* _Data provided_
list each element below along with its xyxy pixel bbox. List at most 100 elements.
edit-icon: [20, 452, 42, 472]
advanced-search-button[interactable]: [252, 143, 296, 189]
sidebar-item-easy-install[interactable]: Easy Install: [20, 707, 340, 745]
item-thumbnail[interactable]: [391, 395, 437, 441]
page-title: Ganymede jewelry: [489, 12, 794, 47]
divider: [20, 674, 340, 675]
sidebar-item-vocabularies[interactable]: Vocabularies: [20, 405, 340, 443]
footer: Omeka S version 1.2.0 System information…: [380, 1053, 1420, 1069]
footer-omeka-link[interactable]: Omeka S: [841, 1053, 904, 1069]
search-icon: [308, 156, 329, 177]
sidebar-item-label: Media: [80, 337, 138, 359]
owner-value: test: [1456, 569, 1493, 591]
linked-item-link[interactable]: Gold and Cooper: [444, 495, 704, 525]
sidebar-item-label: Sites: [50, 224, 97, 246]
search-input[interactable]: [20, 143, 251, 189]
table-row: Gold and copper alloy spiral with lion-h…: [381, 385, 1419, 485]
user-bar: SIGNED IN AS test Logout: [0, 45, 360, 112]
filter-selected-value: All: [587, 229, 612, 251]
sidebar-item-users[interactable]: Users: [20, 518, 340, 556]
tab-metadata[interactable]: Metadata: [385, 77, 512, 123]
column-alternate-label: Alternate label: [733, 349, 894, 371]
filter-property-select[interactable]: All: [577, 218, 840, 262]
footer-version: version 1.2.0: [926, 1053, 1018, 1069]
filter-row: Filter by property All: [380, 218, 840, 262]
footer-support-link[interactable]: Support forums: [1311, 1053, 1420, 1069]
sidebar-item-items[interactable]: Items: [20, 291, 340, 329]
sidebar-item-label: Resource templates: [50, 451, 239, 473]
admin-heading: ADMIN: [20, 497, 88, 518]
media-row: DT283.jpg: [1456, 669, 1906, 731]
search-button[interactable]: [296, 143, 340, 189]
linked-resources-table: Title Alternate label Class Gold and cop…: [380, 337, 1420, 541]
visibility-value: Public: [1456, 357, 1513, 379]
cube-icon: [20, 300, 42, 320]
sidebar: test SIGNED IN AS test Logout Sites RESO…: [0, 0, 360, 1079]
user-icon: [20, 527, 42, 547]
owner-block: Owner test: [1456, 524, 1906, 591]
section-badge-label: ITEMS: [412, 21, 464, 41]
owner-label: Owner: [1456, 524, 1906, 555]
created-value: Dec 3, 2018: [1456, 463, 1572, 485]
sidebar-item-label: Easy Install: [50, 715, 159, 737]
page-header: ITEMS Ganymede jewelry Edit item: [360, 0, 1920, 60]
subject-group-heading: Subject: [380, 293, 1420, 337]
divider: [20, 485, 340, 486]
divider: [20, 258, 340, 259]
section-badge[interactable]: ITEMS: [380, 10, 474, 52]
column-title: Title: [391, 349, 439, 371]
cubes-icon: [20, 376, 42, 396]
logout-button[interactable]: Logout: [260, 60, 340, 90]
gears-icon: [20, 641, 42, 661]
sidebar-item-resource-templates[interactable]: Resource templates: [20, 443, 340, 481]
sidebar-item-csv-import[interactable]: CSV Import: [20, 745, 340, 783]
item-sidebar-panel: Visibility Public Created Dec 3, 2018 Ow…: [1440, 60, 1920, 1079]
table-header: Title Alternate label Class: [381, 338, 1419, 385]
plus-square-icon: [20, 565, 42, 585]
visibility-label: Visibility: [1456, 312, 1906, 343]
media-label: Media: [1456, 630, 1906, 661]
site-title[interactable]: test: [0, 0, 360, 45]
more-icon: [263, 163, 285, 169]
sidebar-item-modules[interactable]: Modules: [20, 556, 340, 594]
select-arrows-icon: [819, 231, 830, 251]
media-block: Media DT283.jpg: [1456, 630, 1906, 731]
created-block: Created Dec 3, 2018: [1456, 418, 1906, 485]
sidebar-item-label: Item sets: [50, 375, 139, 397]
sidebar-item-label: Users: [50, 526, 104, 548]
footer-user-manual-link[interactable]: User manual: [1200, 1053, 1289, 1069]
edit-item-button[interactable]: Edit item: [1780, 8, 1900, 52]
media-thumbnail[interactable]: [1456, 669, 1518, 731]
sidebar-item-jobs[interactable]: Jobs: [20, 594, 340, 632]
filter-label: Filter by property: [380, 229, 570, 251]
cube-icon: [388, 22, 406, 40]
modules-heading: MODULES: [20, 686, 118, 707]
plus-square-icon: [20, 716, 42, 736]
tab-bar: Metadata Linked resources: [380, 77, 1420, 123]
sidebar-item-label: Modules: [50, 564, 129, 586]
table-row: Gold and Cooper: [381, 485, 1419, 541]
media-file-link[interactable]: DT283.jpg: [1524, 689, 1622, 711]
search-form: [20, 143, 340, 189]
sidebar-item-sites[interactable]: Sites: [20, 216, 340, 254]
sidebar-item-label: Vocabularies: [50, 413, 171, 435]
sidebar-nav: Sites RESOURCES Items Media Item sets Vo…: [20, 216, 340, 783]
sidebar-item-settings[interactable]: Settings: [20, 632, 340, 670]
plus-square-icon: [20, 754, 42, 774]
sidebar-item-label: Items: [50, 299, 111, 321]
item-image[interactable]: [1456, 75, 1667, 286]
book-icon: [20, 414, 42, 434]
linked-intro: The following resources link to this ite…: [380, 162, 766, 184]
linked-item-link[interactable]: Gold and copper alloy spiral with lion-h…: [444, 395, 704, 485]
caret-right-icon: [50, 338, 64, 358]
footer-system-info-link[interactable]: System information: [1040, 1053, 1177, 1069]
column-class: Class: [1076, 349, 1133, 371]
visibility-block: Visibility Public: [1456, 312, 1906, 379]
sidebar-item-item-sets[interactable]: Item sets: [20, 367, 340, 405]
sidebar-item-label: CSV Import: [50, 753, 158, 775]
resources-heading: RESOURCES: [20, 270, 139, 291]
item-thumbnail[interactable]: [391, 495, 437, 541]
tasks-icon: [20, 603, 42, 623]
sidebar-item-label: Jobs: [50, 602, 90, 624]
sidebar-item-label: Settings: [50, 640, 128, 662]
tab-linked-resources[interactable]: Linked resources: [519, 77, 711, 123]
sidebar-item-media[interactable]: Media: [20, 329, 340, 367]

* _Job_
Give the records from the first line through the line containing "footer-version: version 1.2.0: [926, 1053, 1018, 1069]", both included, as a JSON list of strings with one string per line and blank lines omitted.

* _Solution_
[
  "list each element below along with its xyxy pixel bbox. List at most 100 elements.",
  "edit-icon: [20, 452, 42, 472]",
  "advanced-search-button[interactable]: [252, 143, 296, 189]",
  "sidebar-item-easy-install[interactable]: Easy Install: [20, 707, 340, 745]",
  "item-thumbnail[interactable]: [391, 395, 437, 441]",
  "page-title: Ganymede jewelry: [489, 12, 794, 47]",
  "divider: [20, 674, 340, 675]",
  "sidebar-item-vocabularies[interactable]: Vocabularies: [20, 405, 340, 443]",
  "footer: Omeka S version 1.2.0 System information…: [380, 1053, 1420, 1069]",
  "footer-omeka-link[interactable]: Omeka S: [841, 1053, 904, 1069]",
  "search-icon: [308, 156, 329, 177]",
  "sidebar-item-label: Media: [80, 337, 138, 359]",
  "owner-value: test: [1456, 569, 1493, 591]",
  "linked-item-link[interactable]: Gold and Cooper: [444, 495, 704, 525]",
  "sidebar-item-label: Sites: [50, 224, 97, 246]",
  "search-input[interactable]: [20, 143, 251, 189]",
  "table-row: Gold and copper alloy spiral with lion-h…: [381, 385, 1419, 485]",
  "user-bar: SIGNED IN AS test Logout: [0, 45, 360, 112]",
  "filter-selected-value: All: [587, 229, 612, 251]",
  "sidebar-item-users[interactable]: Users: [20, 518, 340, 556]",
  "tab-metadata[interactable]: Metadata: [385, 77, 512, 123]",
  "column-alternate-label: Alternate label: [733, 349, 894, 371]",
  "filter-property-select[interactable]: All: [577, 218, 840, 262]",
  "footer-version: version 1.2.0: [926, 1053, 1018, 1069]"
]